- **Written instruction**: Work through the data line by line, gathering every line that has the word "NAME".

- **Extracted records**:
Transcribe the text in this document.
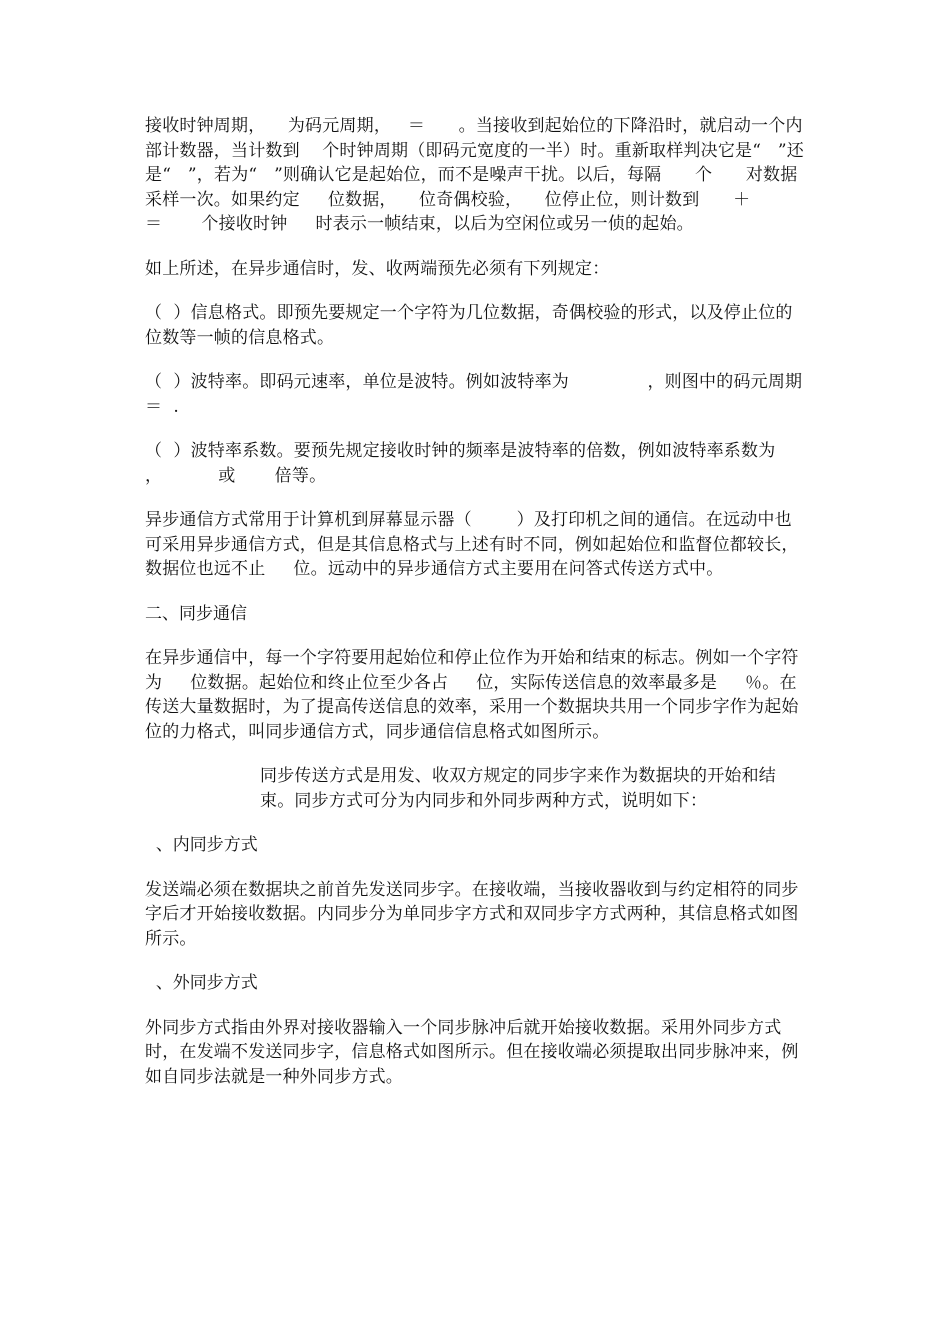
接收时钟周期，    为码元周期，   ＝      。当接收到起始位的下降沿时，就启动一个内部计数器，当计数到    个时钟周期（即码元宽度的一半）时。重新取样判决它是“   ”还是“   ”，若为“   ”则确认它是起始位，而不是噪声干扰。以后，每隔      个      对数据采样一次。如果约定     位数据，    位奇偶校验，    位停止位，则计数到      ＋              ＝       个接收时钟     时表示一帧结束，以后为空闲位或另一侦的起始。

如上所述，在异步通信时，发、收两端预先必须有下列规定：

（  ）信息格式。即预先要规定一个字符为几位数据，奇偶校验的形式，以及停止位的位数等一帧的信息格式。

（  ）波特率。即码元速率，单位是波特。例如波特率为              ，则图中的码元周期                    ＝  .

（  ）波特率系数。要预先规定接收时钟的频率是波特率的倍数，例如波特率系数为       ，          或       倍等。

异步通信方式常用于计算机到屏幕显示器（        ）及打印机之间的通信。在远动中也可采用异步通信方式，但是其信息格式与上述有时不同，例如起始位和监督位都较长，数据位也远不止     位。远动中的异步通信方式主要用在问答式传送方式中。

二、同步通信

在异步通信中，每一个字符要用起始位和停止位作为开始和结束的标志。例如一个字符为     位数据。起始位和终止位至少各占     位，实际传送信息的效率最多是     ％。在传送大量数据时，为了提高传送信息的效率，采用一个数据块共用一个同步字作为起始位的力格式，叫同步通信方式，同步通信信息格式如图所示。

同步传送方式是用发、收双方规定的同步字来作为数据块的开始和结束。同步方式可分为内同步和外同步两种方式，说明如下：

、内同步方式

发送端必须在数据块之前首先发送同步字。在接收端，当接收器收到与约定相符的同步字后才开始接收数据。内同步分为单同步字方式和双同步字方式两种，其信息格式如图所示。

、外同步方式

外同步方式指由外界对接收器输入一个同步脉冲后就开始接收数据。采用外同步方式时，在发端不发送同步字，信息格式如图所示。但在接收端必须提取出同步脉冲来，例如自同步法就是一种外同步方式。
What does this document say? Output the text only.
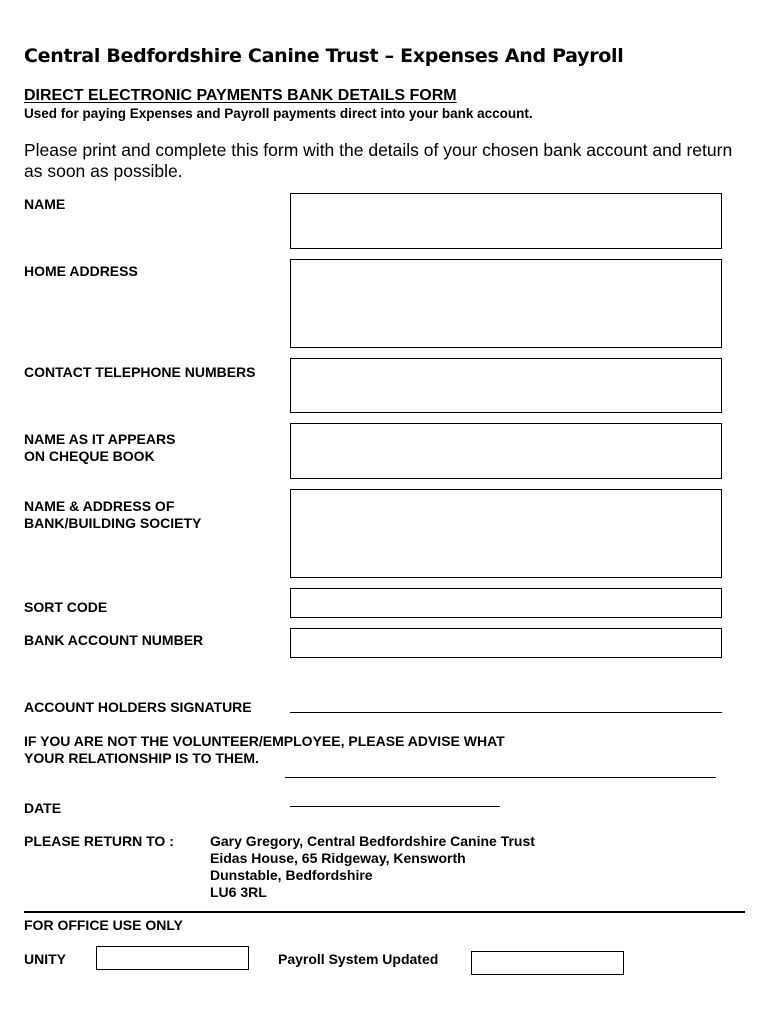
Central Bedfordshire Canine Trust – Expenses And Payroll
DIRECT ELECTRONIC PAYMENTS BANK DETAILS FORM
Used for paying Expenses and Payroll payments direct into your bank account.
Please print and complete this form with the details of your chosen bank account and return as soon as possible.
NAME
HOME ADDRESS
CONTACT TELEPHONE NUMBERS
NAME AS IT APPEARS
ON CHEQUE BOOK
NAME & ADDRESS OF
BANK/BUILDING SOCIETY
SORT CODE
BANK ACCOUNT NUMBER
ACCOUNT HOLDERS SIGNATURE
IF YOU ARE NOT THE VOLUNTEER/EMPLOYEE, PLEASE ADVISE WHAT
YOUR RELATIONSHIP IS TO THEM.
DATE
PLEASE RETURN TO :	Gary Gregory, Central Bedfordshire Canine Trust
Eidas House, 65 Ridgeway, Kensworth
Dunstable, Bedfordshire
LU6 3RL
FOR OFFICE USE ONLY
UNITY	Payroll System Updated
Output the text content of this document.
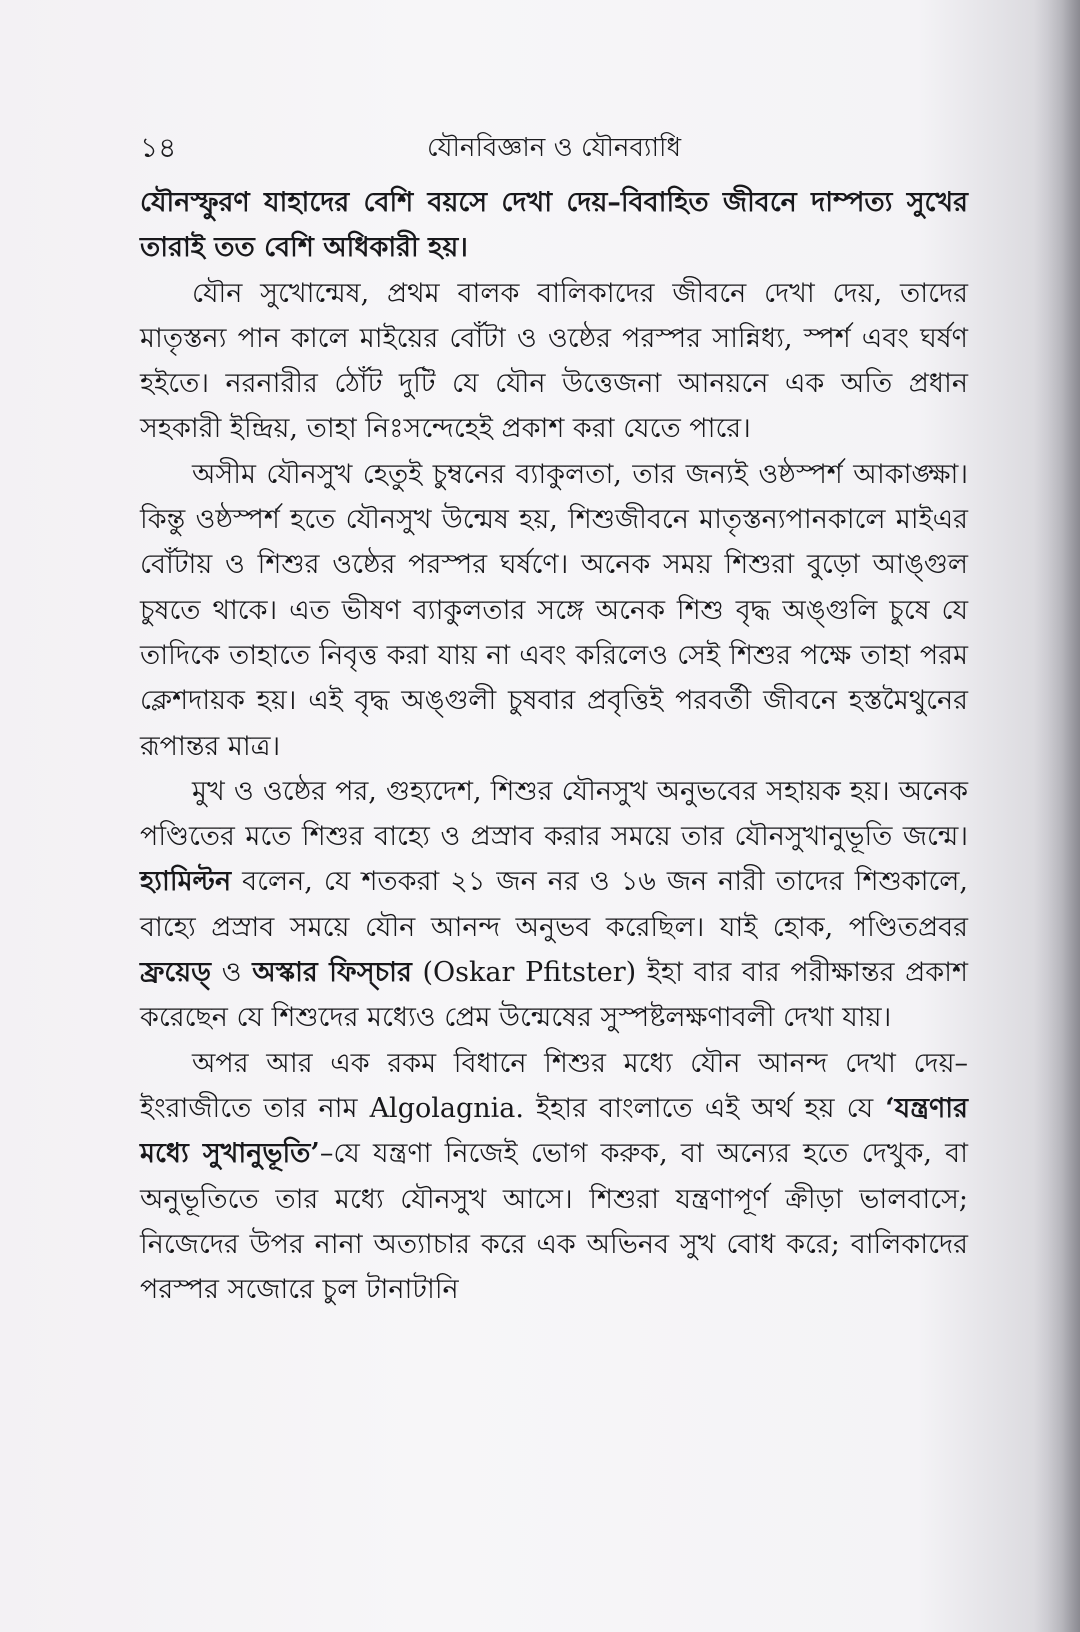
১৪	যৌনবিজ্ঞান ও যৌনব্যাধি

যৌনস্ফুরণ যাহাদের বেশি বয়সে দেখা দেয়–বিবাহিত জীবনে দাম্পত্য সুখের তারাই তত বেশি অধিকারী হয়।

যৌন সুখোন্মেষ, প্রথম বালক বালিকাদের জীবনে দেখা দেয়, তাদের মাতৃস্তন্য পান কালে মাইয়ের বোঁটা ও ওষ্ঠের পরস্পর সান্নিধ্য, স্পর্শ এবং ঘর্ষণ হইতে। নরনারীর ঠোঁট দুটি যে যৌন উত্তেজনা আনয়নে এক অতি প্রধান সহকারী ইন্দ্রিয়, তাহা নিঃসন্দেহেই প্রকাশ করা যেতে পারে।

অসীম যৌনসুখ হেতুই চুম্বনের ব্যাকুলতা, তার জন্যই ওষ্ঠস্পর্শ আকাঙ্ক্ষা। কিন্তু ওষ্ঠস্পর্শ হতে যৌনসুখ উন্মেষ হয়, শিশুজীবনে মাতৃস্তন্যপানকালে মাইএর বোঁটায় ও শিশুর ওষ্ঠের পরস্পর ঘর্ষণে। অনেক সময় শিশুরা বুড়ো আঙ্গুল চুষতে থাকে। এত ভীষণ ব্যাকুলতার সঙ্গে অনেক শিশু বৃদ্ধ অঙ্গুলি চুষে যে তাদিকে তাহাতে নিবৃত্ত করা যায় না এবং করিলেও সেই শিশুর পক্ষে তাহা পরম ক্লেশদায়ক হয়। এই বৃদ্ধ অঙ্গুলী চুষবার প্রবৃত্তিই পরবর্তী জীবনে হস্তমৈথুনের রূপান্তর মাত্র।

মুখ ও ওষ্ঠের পর, গুহ্যদেশ, শিশুর যৌনসুখ অনুভবের সহায়ক হয়। অনেক পণ্ডিতের মতে শিশুর বাহ্যে ও প্রস্রাব করার সময়ে তার যৌনসুখানুভূতি জন্মে। হ্যামিল্টন বলেন, যে শতকরা ২১ জন নর ও ১৬ জন নারী তাদের শিশুকালে, বাহ্যে প্রস্রাব সময়ে যৌন আনন্দ অনুভব করেছিল। যাই হোক, পণ্ডিতপ্রবর ফ্রয়েড্ ও অস্কার ফিস্চার (Oskar Pfitster) ইহা বার বার পরীক্ষান্তর প্রকাশ করেছেন যে শিশুদের মধ্যেও প্রেম উন্মেষের সুস্পষ্টলক্ষণাবলী দেখা যায়।

অপর আর এক রকম বিধানে শিশুর মধ্যে যৌন আনন্দ দেখা দেয়–ইংরাজীতে তার নাম Algolagnia. ইহার বাংলাতে এই অর্থ হয় যে ‘যন্ত্রণার মধ্যে সুখানুভূতি’–যে যন্ত্রণা নিজেই ভোগ করুক, বা অন্যের হতে দেখুক, বা অনুভূতিতে তার মধ্যে যৌনসুখ আসে। শিশুরা যন্ত্রণাপূর্ণ ক্রীড়া ভালবাসে; নিজেদের উপর নানা অত্যাচার করে এক অভিনব সুখ বোধ করে; বালিকাদের পরস্পর সজোরে চুল টানাটানি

- **Correct answer**:
NAME
NAME AS IT APPEARS
NAME & ADDRESS OF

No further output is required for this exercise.